Stated exercise
What follows is a set of entries. Give them again exactly, without the pictures.
★ ★ ★ ★ ★ ★ ★
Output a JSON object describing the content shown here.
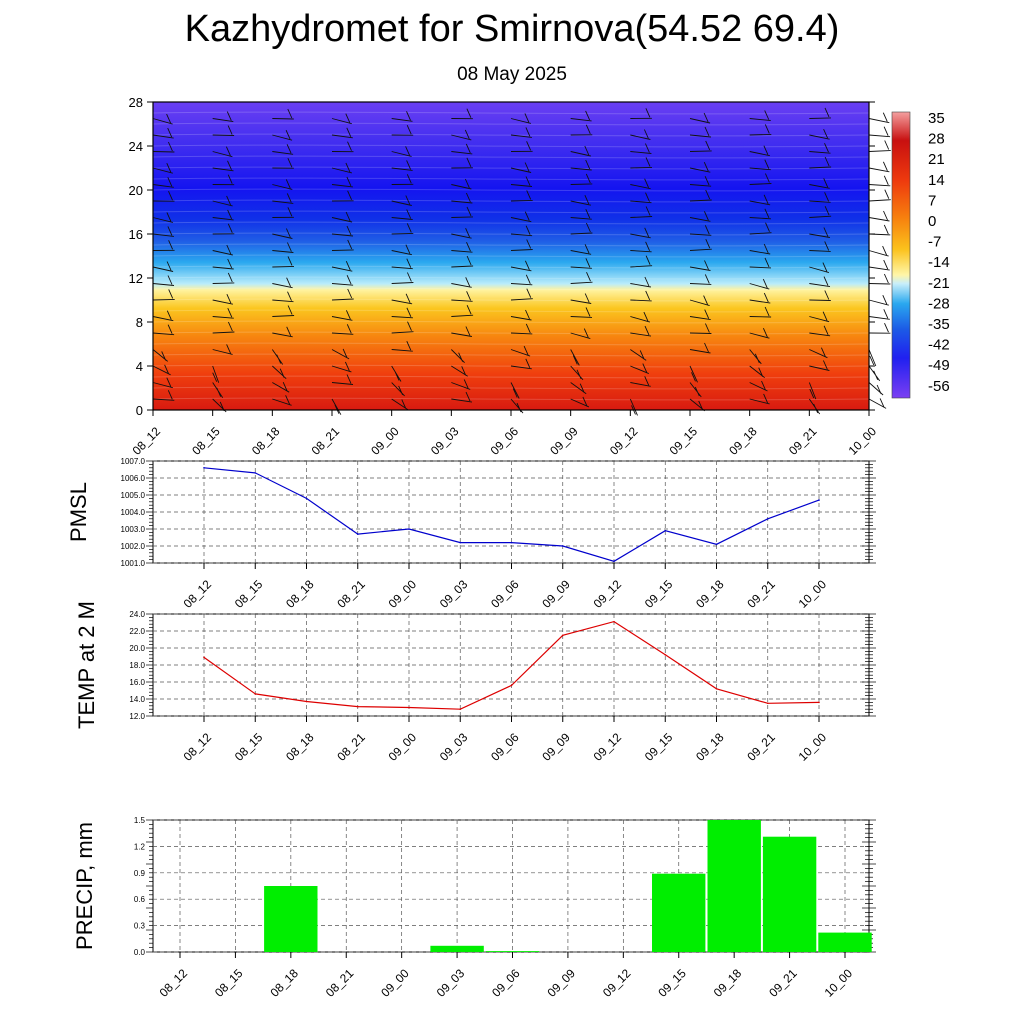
{
  "header": {
    "title": "Kazhydromet for Smirnova(54.52 69.4)",
    "subtitle": "08 May 2025"
  },
  "colors": {
    "pmsl_line": "#0000cc",
    "temp_line": "#dd0000",
    "precip_bar": "#00ee00",
    "grid": "#555555"
  },
  "chart_data": [
    {
      "type": "heatmap",
      "title": "",
      "x": [
        "08_12",
        "08_15",
        "08_18",
        "08_21",
        "09_00",
        "09_03",
        "09_06",
        "09_09",
        "09_12",
        "09_15",
        "09_18",
        "09_21",
        "10_00"
      ],
      "y_ticks": [
        0,
        4,
        8,
        12,
        16,
        20,
        24,
        28
      ],
      "ylim": [
        0,
        28
      ],
      "colorbar": {
        "labels": [
          "35",
          "28",
          "21",
          "14",
          "7",
          "0",
          "-7",
          "-14",
          "-21",
          "-28",
          "-35",
          "-42",
          "-49",
          "-56"
        ],
        "range": [
          -63,
          42
        ]
      },
      "overlay": "wind barbs"
    },
    {
      "type": "line",
      "ylabel": "PMSL",
      "x": [
        "08_12",
        "08_15",
        "08_18",
        "08_21",
        "09_00",
        "09_03",
        "09_06",
        "09_09",
        "09_12",
        "09_15",
        "09_18",
        "09_21",
        "10_00"
      ],
      "values": [
        1006.6,
        1006.3,
        1004.8,
        1002.7,
        1003.0,
        1002.2,
        1002.2,
        1002.0,
        1001.1,
        1002.9,
        1002.1,
        1003.6,
        1004.7
      ],
      "y_ticks": [
        "1001.0",
        "1002.0",
        "1003.0",
        "1004.0",
        "1005.0",
        "1006.0",
        "1007.0"
      ],
      "ylim": [
        1001.0,
        1007.0
      ],
      "grid": true
    },
    {
      "type": "line",
      "ylabel": "TEMP at 2 M",
      "x": [
        "08_12",
        "08_15",
        "08_18",
        "08_21",
        "09_00",
        "09_03",
        "09_06",
        "09_09",
        "09_12",
        "09_15",
        "09_18",
        "09_21",
        "10_00"
      ],
      "values": [
        18.9,
        14.6,
        13.7,
        13.1,
        13.0,
        12.8,
        15.6,
        21.5,
        23.1,
        19.2,
        15.2,
        13.5,
        13.6
      ],
      "y_ticks": [
        "12.0",
        "14.0",
        "16.0",
        "18.0",
        "20.0",
        "22.0",
        "24.0"
      ],
      "ylim": [
        12.0,
        24.0
      ],
      "grid": true
    },
    {
      "type": "bar",
      "ylabel": "PRECIP, mm",
      "categories": [
        "08_12",
        "08_15",
        "08_18",
        "08_21",
        "09_00",
        "09_03",
        "09_06",
        "09_09",
        "09_12",
        "09_15",
        "09_18",
        "09_21",
        "10_00"
      ],
      "values": [
        0,
        0,
        0.75,
        0,
        0,
        0.07,
        0.01,
        0,
        0,
        0.89,
        1.5,
        1.31,
        0.22
      ],
      "y_ticks": [
        "0.0",
        "0.3",
        "0.6",
        "0.9",
        "1.2",
        "1.5"
      ],
      "ylim": [
        0,
        1.5
      ],
      "grid": true
    }
  ]
}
★ ★ ★ ★ ★ ★ ★
The completed task
Output a JSON object describing the content shown here.
{
  "header": {
    "title": "Kazhydromet for Smirnova(54.52 69.4)",
    "subtitle": "08 May 2025"
  },
  "colors": {
    "pmsl_line": "#0000cc",
    "temp_line": "#dd0000",
    "precip_bar": "#00ee00",
    "grid": "#555555"
  },
  "chart_data": [
    {
      "type": "heatmap",
      "title": "",
      "x": [
        "08_12",
        "08_15",
        "08_18",
        "08_21",
        "09_00",
        "09_03",
        "09_06",
        "09_09",
        "09_12",
        "09_15",
        "09_18",
        "09_21",
        "10_00"
      ],
      "y_ticks": [
        0,
        4,
        8,
        12,
        16,
        20,
        24,
        28
      ],
      "ylim": [
        0,
        28
      ],
      "colorbar": {
        "labels": [
          "35",
          "28",
          "21",
          "14",
          "7",
          "0",
          "-7",
          "-14",
          "-21",
          "-28",
          "-35",
          "-42",
          "-49",
          "-56"
        ],
        "range": [
          -63,
          42
        ]
      },
      "overlay": "wind barbs"
    },
    {
      "type": "line",
      "ylabel": "PMSL",
      "x": [
        "08_12",
        "08_15",
        "08_18",
        "08_21",
        "09_00",
        "09_03",
        "09_06",
        "09_09",
        "09_12",
        "09_15",
        "09_18",
        "09_21",
        "10_00"
      ],
      "values": [
        1006.6,
        1006.3,
        1004.8,
        1002.7,
        1003.0,
        1002.2,
        1002.2,
        1002.0,
        1001.1,
        1002.9,
        1002.1,
        1003.6,
        1004.7
      ],
      "y_ticks": [
        "1001.0",
        "1002.0",
        "1003.0",
        "1004.0",
        "1005.0",
        "1006.0",
        "1007.0"
      ],
      "ylim": [
        1001.0,
        1007.0
      ],
      "grid": true
    },
    {
      "type": "line",
      "ylabel": "TEMP at 2 M",
      "x": [
        "08_12",
        "08_15",
        "08_18",
        "08_21",
        "09_00",
        "09_03",
        "09_06",
        "09_09",
        "09_12",
        "09_15",
        "09_18",
        "09_21",
        "10_00"
      ],
      "values": [
        18.9,
        14.6,
        13.7,
        13.1,
        13.0,
        12.8,
        15.6,
        21.5,
        23.1,
        19.2,
        15.2,
        13.5,
        13.6
      ],
      "y_ticks": [
        "12.0",
        "14.0",
        "16.0",
        "18.0",
        "20.0",
        "22.0",
        "24.0"
      ],
      "ylim": [
        12.0,
        24.0
      ],
      "grid": true
    },
    {
      "type": "bar",
      "ylabel": "PRECIP, mm",
      "categories": [
        "08_12",
        "08_15",
        "08_18",
        "08_21",
        "09_00",
        "09_03",
        "09_06",
        "09_09",
        "09_12",
        "09_15",
        "09_18",
        "09_21",
        "10_00"
      ],
      "values": [
        0,
        0,
        0.75,
        0,
        0,
        0.07,
        0.01,
        0,
        0,
        0.89,
        1.5,
        1.31,
        0.22
      ],
      "y_ticks": [
        "0.0",
        "0.3",
        "0.6",
        "0.9",
        "1.2",
        "1.5"
      ],
      "ylim": [
        0,
        1.5
      ],
      "grid": true
    }
  ]
}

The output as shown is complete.